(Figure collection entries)
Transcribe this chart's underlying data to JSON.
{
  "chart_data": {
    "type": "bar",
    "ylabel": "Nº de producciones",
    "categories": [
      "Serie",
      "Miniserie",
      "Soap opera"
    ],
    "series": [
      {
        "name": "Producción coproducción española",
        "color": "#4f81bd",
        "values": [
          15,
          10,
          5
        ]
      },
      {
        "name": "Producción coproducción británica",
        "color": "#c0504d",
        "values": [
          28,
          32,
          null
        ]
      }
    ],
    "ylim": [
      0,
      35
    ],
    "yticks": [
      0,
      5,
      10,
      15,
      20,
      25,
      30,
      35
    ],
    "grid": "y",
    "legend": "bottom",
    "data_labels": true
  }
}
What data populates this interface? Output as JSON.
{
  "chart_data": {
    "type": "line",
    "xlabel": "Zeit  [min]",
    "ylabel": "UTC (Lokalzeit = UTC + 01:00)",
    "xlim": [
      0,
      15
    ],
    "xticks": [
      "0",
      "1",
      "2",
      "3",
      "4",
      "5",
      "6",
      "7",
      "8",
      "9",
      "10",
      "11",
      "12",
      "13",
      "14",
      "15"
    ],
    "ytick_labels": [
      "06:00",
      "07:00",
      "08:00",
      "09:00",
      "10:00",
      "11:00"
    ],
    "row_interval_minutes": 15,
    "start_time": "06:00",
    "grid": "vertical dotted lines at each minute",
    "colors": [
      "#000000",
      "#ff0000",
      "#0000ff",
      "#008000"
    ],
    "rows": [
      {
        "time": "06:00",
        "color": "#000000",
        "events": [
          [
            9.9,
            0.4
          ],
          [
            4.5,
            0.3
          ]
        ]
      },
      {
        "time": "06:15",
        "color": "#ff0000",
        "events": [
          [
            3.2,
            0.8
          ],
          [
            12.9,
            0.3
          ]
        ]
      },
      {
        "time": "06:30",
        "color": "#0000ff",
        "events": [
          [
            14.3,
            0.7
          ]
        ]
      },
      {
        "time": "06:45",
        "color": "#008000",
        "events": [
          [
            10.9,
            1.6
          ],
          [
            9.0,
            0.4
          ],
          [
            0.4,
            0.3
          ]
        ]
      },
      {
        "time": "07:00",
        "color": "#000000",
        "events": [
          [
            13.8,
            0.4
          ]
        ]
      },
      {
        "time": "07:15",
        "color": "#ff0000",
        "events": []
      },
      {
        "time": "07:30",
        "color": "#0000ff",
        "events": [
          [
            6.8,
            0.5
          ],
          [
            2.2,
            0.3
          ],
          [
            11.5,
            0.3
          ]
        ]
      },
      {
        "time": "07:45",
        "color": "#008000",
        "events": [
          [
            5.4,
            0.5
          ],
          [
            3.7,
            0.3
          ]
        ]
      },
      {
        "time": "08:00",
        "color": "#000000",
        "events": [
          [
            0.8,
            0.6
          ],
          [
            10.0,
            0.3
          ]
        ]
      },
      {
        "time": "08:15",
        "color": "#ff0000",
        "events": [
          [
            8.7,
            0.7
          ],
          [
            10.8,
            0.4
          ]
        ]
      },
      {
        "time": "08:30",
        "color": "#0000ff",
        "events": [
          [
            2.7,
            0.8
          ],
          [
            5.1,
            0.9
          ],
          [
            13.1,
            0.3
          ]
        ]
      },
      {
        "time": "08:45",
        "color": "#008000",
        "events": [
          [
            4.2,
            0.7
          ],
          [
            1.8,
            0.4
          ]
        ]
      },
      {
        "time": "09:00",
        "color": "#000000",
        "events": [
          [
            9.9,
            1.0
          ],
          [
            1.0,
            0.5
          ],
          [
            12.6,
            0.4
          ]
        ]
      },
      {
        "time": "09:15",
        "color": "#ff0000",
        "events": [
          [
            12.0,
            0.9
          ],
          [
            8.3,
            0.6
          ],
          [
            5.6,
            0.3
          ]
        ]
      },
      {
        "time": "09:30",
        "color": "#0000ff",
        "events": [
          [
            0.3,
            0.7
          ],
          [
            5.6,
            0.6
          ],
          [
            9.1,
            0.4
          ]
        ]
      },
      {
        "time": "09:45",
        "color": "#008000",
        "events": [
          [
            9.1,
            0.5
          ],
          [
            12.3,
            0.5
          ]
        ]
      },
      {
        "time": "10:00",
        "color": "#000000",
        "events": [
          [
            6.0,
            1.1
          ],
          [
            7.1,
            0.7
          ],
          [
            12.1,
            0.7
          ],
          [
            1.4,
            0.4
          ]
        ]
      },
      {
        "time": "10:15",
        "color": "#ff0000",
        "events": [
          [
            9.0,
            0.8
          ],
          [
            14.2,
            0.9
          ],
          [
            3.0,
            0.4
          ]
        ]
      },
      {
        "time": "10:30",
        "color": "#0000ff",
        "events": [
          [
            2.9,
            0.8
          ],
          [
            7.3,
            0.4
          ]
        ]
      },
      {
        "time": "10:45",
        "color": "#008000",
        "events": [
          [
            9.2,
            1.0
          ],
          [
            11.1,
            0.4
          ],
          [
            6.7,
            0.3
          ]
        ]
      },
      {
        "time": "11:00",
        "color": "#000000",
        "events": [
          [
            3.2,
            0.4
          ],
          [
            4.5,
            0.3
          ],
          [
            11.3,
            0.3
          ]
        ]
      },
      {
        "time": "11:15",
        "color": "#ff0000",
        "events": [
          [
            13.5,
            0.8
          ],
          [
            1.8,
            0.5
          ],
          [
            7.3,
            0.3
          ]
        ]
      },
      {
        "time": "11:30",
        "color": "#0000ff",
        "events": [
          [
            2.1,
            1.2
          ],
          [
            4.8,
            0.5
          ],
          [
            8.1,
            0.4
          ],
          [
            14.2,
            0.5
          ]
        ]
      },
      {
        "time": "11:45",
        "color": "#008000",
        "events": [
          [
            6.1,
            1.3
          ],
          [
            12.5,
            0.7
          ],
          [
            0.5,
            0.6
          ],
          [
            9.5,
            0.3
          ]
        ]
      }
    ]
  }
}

Objective –
Find every line in the records above that contains the word "JSON", and copy each one.

Solution to the problem –
Transcribe this chart's underlying data to JSON.
What data populates this interface? Output as JSON.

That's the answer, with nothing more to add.